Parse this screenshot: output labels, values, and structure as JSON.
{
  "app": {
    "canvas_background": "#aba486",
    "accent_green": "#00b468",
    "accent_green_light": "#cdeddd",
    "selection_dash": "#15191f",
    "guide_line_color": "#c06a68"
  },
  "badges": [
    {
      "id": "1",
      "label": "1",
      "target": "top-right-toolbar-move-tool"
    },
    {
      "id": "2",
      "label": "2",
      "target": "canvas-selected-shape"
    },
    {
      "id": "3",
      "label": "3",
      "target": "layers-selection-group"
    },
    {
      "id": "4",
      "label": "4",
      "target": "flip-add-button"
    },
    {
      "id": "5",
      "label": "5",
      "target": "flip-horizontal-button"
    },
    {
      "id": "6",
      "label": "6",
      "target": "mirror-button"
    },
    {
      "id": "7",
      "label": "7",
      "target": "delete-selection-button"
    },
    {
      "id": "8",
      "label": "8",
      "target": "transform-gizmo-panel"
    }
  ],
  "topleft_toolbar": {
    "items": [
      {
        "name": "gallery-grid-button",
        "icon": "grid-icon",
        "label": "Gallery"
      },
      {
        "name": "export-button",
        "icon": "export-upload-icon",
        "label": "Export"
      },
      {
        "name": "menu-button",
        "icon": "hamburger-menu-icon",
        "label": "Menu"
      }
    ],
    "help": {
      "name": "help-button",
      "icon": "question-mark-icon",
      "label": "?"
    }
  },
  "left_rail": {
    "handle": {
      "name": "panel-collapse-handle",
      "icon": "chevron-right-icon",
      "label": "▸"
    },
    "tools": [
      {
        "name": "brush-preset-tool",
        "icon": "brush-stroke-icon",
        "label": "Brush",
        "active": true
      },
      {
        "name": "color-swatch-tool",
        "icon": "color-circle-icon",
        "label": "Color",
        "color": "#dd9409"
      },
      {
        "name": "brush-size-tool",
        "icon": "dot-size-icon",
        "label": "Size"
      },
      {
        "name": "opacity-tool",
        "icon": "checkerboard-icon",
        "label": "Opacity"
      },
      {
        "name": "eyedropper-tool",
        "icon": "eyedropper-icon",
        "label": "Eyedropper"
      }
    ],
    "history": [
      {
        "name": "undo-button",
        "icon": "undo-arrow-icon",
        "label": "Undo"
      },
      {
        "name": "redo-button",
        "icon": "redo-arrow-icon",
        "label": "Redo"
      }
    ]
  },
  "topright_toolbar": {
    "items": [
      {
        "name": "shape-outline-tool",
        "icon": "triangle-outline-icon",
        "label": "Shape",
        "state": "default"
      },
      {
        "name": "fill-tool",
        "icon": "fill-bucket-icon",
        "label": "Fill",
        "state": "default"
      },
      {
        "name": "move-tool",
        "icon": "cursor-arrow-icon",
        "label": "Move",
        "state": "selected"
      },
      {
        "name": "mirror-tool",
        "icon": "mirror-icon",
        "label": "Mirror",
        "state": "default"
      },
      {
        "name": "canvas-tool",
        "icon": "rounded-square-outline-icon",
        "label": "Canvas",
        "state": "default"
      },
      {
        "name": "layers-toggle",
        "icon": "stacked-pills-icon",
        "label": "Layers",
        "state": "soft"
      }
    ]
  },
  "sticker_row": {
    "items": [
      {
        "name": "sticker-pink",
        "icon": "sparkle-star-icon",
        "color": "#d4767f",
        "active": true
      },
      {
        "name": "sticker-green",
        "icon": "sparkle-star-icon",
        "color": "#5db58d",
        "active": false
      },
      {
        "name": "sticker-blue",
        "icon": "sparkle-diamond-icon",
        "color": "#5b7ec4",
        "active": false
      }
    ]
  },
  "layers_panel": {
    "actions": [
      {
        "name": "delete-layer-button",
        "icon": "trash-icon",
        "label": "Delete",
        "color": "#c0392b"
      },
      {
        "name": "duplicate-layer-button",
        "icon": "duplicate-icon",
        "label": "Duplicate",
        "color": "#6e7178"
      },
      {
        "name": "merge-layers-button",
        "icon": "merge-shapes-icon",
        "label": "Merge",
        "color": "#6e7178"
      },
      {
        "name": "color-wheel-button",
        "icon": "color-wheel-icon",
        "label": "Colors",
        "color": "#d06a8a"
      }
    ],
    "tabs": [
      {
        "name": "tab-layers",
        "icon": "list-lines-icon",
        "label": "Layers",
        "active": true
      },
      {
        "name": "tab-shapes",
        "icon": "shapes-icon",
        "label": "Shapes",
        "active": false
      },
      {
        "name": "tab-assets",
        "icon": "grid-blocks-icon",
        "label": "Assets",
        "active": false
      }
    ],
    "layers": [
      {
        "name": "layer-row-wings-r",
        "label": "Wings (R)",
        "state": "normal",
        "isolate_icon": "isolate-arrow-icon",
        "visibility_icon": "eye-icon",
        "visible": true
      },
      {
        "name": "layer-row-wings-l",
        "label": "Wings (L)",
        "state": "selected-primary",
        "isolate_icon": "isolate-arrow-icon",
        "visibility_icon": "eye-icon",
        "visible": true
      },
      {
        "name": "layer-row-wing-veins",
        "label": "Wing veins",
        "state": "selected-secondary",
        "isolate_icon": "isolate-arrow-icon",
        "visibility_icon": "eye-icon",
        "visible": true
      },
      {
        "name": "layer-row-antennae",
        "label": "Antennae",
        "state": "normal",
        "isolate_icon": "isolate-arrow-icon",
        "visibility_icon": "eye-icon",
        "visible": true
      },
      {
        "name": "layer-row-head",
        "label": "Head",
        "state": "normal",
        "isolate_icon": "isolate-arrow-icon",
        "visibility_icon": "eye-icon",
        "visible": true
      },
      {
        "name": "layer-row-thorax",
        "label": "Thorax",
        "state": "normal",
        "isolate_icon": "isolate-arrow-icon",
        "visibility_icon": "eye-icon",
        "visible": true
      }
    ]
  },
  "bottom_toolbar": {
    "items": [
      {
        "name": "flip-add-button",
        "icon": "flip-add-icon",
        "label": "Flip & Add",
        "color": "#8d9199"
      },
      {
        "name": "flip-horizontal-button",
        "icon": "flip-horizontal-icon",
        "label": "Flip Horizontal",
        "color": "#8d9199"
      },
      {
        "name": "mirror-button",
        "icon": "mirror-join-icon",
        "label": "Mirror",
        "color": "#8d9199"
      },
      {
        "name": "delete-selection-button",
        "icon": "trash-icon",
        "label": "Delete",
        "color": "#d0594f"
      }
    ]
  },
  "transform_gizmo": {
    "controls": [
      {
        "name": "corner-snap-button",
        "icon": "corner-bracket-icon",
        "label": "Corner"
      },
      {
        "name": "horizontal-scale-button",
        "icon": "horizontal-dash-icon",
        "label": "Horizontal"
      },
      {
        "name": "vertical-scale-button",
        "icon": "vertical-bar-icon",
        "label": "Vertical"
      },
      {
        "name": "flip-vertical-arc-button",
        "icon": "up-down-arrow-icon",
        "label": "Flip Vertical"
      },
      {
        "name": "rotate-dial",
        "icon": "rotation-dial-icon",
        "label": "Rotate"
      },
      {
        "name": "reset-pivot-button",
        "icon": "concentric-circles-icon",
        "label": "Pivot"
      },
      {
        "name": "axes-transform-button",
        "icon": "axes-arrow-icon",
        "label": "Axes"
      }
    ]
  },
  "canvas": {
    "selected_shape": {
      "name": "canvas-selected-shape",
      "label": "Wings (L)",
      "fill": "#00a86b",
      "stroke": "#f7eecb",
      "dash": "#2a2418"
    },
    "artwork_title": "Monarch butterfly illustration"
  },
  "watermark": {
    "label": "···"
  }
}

------------------------------------------------

## Set problem
Write an exact transcription of every entry above.

## Final result
Parse this screenshot: output labels, values, and structure as JSON.
{
  "app": {
    "canvas_background": "#aba486",
    "accent_green": "#00b468",
    "accent_green_light": "#cdeddd",
    "selection_dash": "#15191f",
    "guide_line_color": "#c06a68"
  },
  "badges": [
    {
      "id": "1",
      "label": "1",
      "target": "top-right-toolbar-move-tool"
    },
    {
      "id": "2",
      "label": "2",
      "target": "canvas-selected-shape"
    },
    {
      "id": "3",
      "label": "3",
      "target": "layers-selection-group"
    },
    {
      "id": "4",
      "label": "4",
      "target": "flip-add-button"
    },
    {
      "id": "5",
      "label": "5",
      "target": "flip-horizontal-button"
    },
    {
      "id": "6",
      "label": "6",
      "target": "mirror-button"
    },
    {
      "id": "7",
      "label": "7",
      "target": "delete-selection-button"
    },
    {
      "id": "8",
      "label": "8",
      "target": "transform-gizmo-panel"
    }
  ],
  "topleft_toolbar": {
    "items": [
      {
        "name": "gallery-grid-button",
        "icon": "grid-icon",
        "label": "Gallery"
      },
      {
        "name": "export-button",
        "icon": "export-upload-icon",
        "label": "Export"
      },
      {
        "name": "menu-button",
        "icon": "hamburger-menu-icon",
        "label": "Menu"
      }
    ],
    "help": {
      "name": "help-button",
      "icon": "question-mark-icon",
      "label": "?"
    }
  },
  "left_rail": {
    "handle": {
      "name": "panel-collapse-handle",
      "icon": "chevron-right-icon",
      "label": "▸"
    },
    "tools": [
      {
        "name": "brush-preset-tool",
        "icon": "brush-stroke-icon",
        "label": "Brush",
        "active": true
      },
      {
        "name": "color-swatch-tool",
        "icon": "color-circle-icon",
        "label": "Color",
        "color": "#dd9409"
      },
      {
        "name": "brush-size-tool",
        "icon": "dot-size-icon",
        "label": "Size"
      },
      {
        "name": "opacity-tool",
        "icon": "checkerboard-icon",
        "label": "Opacity"
      },
      {
        "name": "eyedropper-tool",
        "icon": "eyedropper-icon",
        "label": "Eyedropper"
      }
    ],
    "history": [
      {
        "name": "undo-button",
        "icon": "undo-arrow-icon",
        "label": "Undo"
      },
      {
        "name": "redo-button",
        "icon": "redo-arrow-icon",
        "label": "Redo"
      }
    ]
  },
  "topright_toolbar": {
    "items": [
      {
        "name": "shape-outline-tool",
        "icon": "triangle-outline-icon",
        "label": "Shape",
        "state": "default"
      },
      {
        "name": "fill-tool",
        "icon": "fill-bucket-icon",
        "label": "Fill",
        "state": "default"
      },
      {
        "name": "move-tool",
        "icon": "cursor-arrow-icon",
        "label": "Move",
        "state": "selected"
      },
      {
        "name": "mirror-tool",
        "icon": "mirror-icon",
        "label": "Mirror",
        "state": "default"
      },
      {
        "name": "canvas-tool",
        "icon": "rounded-square-outline-icon",
        "label": "Canvas",
        "state": "default"
      },
      {
        "name": "layers-toggle",
        "icon": "stacked-pills-icon",
        "label": "Layers",
        "state": "soft"
      }
    ]
  },
  "sticker_row": {
    "items": [
      {
        "name": "sticker-pink",
        "icon": "sparkle-star-icon",
        "color": "#d4767f",
        "active": true
      },
      {
        "name": "sticker-green",
        "icon": "sparkle-star-icon",
        "color": "#5db58d",
        "active": false
      },
      {
        "name": "sticker-blue",
        "icon": "sparkle-diamond-icon",
        "color": "#5b7ec4",
        "active": false
      }
    ]
  },
  "layers_panel": {
    "actions": [
      {
        "name": "delete-layer-button",
        "icon": "trash-icon",
        "label": "Delete",
        "color": "#c0392b"
      },
      {
        "name": "duplicate-layer-button",
        "icon": "duplicate-icon",
        "label": "Duplicate",
        "color": "#6e7178"
      },
      {
        "name": "merge-layers-button",
        "icon": "merge-shapes-icon",
        "label": "Merge",
        "color": "#6e7178"
      },
      {
        "name": "color-wheel-button",
        "icon": "color-wheel-icon",
        "label": "Colors",
        "color": "#d06a8a"
      }
    ],
    "tabs": [
      {
        "name": "tab-layers",
        "icon": "list-lines-icon",
        "label": "Layers",
        "active": true
      },
      {
        "name": "tab-shapes",
        "icon": "shapes-icon",
        "label": "Shapes",
        "active": false
      },
      {
        "name": "tab-assets",
        "icon": "grid-blocks-icon",
        "label": "Assets",
        "active": false
      }
    ],
    "layers": [
      {
        "name": "layer-row-wings-r",
        "label": "Wings (R)",
        "state": "normal",
        "isolate_icon": "isolate-arrow-icon",
        "visibility_icon": "eye-icon",
        "visible": true
      },
      {
        "name": "layer-row-wings-l",
        "label": "Wings (L)",
        "state": "selected-primary",
        "isolate_icon": "isolate-arrow-icon",
        "visibility_icon": "eye-icon",
        "visible": true
      },
      {
        "name": "layer-row-wing-veins",
        "label": "Wing veins",
        "state": "selected-secondary",
        "isolate_icon": "isolate-arrow-icon",
        "visibility_icon": "eye-icon",
        "visible": true
      },
      {
        "name": "layer-row-antennae",
        "label": "Antennae",
        "state": "normal",
        "isolate_icon": "isolate-arrow-icon",
        "visibility_icon": "eye-icon",
        "visible": true
      },
      {
        "name": "layer-row-head",
        "label": "Head",
        "state": "normal",
        "isolate_icon": "isolate-arrow-icon",
        "visibility_icon": "eye-icon",
        "visible": true
      },
      {
        "name": "layer-row-thorax",
        "label": "Thorax",
        "state": "normal",
        "isolate_icon": "isolate-arrow-icon",
        "visibility_icon": "eye-icon",
        "visible": true
      }
    ]
  },
  "bottom_toolbar": {
    "items": [
      {
        "name": "flip-add-button",
        "icon": "flip-add-icon",
        "label": "Flip & Add",
        "color": "#8d9199"
      },
      {
        "name": "flip-horizontal-button",
        "icon": "flip-horizontal-icon",
        "label": "Flip Horizontal",
        "color": "#8d9199"
      },
      {
        "name": "mirror-button",
        "icon": "mirror-join-icon",
        "label": "Mirror",
        "color": "#8d9199"
      },
      {
        "name": "delete-selection-button",
        "icon": "trash-icon",
        "label": "Delete",
        "color": "#d0594f"
      }
    ]
  },
  "transform_gizmo": {
    "controls": [
      {
        "name": "corner-snap-button",
        "icon": "corner-bracket-icon",
        "label": "Corner"
      },
      {
        "name": "horizontal-scale-button",
        "icon": "horizontal-dash-icon",
        "label": "Horizontal"
      },
      {
        "name": "vertical-scale-button",
        "icon": "vertical-bar-icon",
        "label": "Vertical"
      },
      {
        "name": "flip-vertical-arc-button",
        "icon": "up-down-arrow-icon",
        "label": "Flip Vertical"
      },
      {
        "name": "rotate-dial",
        "icon": "rotation-dial-icon",
        "label": "Rotate"
      },
      {
        "name": "reset-pivot-button",
        "icon": "concentric-circles-icon",
        "label": "Pivot"
      },
      {
        "name": "axes-transform-button",
        "icon": "axes-arrow-icon",
        "label": "Axes"
      }
    ]
  },
  "canvas": {
    "selected_shape": {
      "name": "canvas-selected-shape",
      "label": "Wings (L)",
      "fill": "#00a86b",
      "stroke": "#f7eecb",
      "dash": "#2a2418"
    },
    "artwork_title": "Monarch butterfly illustration"
  },
  "watermark": {
    "label": "···"
  }
}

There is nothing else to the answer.